**STORED ROWS:**
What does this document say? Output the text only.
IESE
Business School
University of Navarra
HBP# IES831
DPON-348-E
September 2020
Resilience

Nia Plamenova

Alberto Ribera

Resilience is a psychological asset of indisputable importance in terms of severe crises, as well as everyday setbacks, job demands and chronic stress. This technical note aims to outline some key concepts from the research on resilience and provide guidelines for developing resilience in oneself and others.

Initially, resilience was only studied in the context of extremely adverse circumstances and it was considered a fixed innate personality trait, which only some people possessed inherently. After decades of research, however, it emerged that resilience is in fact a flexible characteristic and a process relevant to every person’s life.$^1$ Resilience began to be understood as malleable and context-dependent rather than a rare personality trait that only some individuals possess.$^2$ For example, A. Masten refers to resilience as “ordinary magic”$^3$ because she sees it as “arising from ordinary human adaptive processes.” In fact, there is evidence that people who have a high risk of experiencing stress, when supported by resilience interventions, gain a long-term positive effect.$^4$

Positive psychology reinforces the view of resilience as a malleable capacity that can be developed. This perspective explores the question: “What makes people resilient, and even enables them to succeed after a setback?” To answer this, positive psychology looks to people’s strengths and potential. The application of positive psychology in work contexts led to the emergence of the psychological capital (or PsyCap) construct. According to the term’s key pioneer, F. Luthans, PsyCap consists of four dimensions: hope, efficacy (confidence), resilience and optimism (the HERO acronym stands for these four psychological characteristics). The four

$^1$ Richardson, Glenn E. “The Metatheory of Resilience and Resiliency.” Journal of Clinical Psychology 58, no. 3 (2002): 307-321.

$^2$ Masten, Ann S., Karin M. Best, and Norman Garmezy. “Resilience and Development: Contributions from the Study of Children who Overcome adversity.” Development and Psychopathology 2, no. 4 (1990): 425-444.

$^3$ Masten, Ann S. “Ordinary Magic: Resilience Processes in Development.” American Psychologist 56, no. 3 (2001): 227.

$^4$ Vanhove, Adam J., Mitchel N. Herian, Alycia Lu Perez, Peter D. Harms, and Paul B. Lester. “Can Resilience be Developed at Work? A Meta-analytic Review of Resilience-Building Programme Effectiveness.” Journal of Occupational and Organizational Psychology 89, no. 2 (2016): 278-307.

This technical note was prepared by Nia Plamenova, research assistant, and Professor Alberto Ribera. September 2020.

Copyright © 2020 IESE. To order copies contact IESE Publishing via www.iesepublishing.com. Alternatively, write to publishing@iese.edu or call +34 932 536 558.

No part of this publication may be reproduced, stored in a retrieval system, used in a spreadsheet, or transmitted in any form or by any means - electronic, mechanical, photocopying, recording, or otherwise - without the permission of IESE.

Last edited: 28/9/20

**GOAL:** Reproduce the whole listing word for word.

**SOLUTION FOR THIS PROBLEM:**
What does this document say? Output the text only.
IESE
Business School
University of Navarra
HBP# IES831
DPON-348-E
September 2020
Resilience

Nia Plamenova

Alberto Ribera

Resilience is a psychological asset of indisputable importance in terms of severe crises, as well as everyday setbacks, job demands and chronic stress. This technical note aims to outline some key concepts from the research on resilience and provide guidelines for developing resilience in oneself and others.

Initially, resilience was only studied in the context of extremely adverse circumstances and it was considered a fixed innate personality trait, which only some people possessed inherently. After decades of research, however, it emerged that resilience is in fact a flexible characteristic and a process relevant to every person’s life.$^1$ Resilience began to be understood as malleable and context-dependent rather than a rare personality trait that only some individuals possess.$^2$ For example, A. Masten refers to resilience as “ordinary magic”$^3$ because she sees it as “arising from ordinary human adaptive processes.” In fact, there is evidence that people who have a high risk of experiencing stress, when supported by resilience interventions, gain a long-term positive effect.$^4$

Positive psychology reinforces the view of resilience as a malleable capacity that can be developed. This perspective explores the question: “What makes people resilient, and even enables them to succeed after a setback?” To answer this, positive psychology looks to people’s strengths and potential. The application of positive psychology in work contexts led to the emergence of the psychological capital (or PsyCap) construct. According to the term’s key pioneer, F. Luthans, PsyCap consists of four dimensions: hope, efficacy (confidence), resilience and optimism (the HERO acronym stands for these four psychological characteristics). The four

$^1$ Richardson, Glenn E. “The Metatheory of Resilience and Resiliency.” Journal of Clinical Psychology 58, no. 3 (2002): 307-321.

$^2$ Masten, Ann S., Karin M. Best, and Norman Garmezy. “Resilience and Development: Contributions from the Study of Children who Overcome adversity.” Development and Psychopathology 2, no. 4 (1990): 425-444.

$^3$ Masten, Ann S. “Ordinary Magic: Resilience Processes in Development.” American Psychologist 56, no. 3 (2001): 227.

$^4$ Vanhove, Adam J., Mitchel N. Herian, Alycia Lu Perez, Peter D. Harms, and Paul B. Lester. “Can Resilience be Developed at Work? A Meta-analytic Review of Resilience-Building Programme Effectiveness.” Journal of Occupational and Organizational Psychology 89, no. 2 (2016): 278-307.

This technical note was prepared by Nia Plamenova, research assistant, and Professor Alberto Ribera. September 2020.

Copyright © 2020 IESE. To order copies contact IESE Publishing via www.iesepublishing.com. Alternatively, write to publishing@iese.edu or call +34 932 536 558.

No part of this publication may be reproduced, stored in a retrieval system, used in a spreadsheet, or transmitted in any form or by any means - electronic, mechanical, photocopying, recording, or otherwise - without the permission of IESE.

Last edited: 28/9/20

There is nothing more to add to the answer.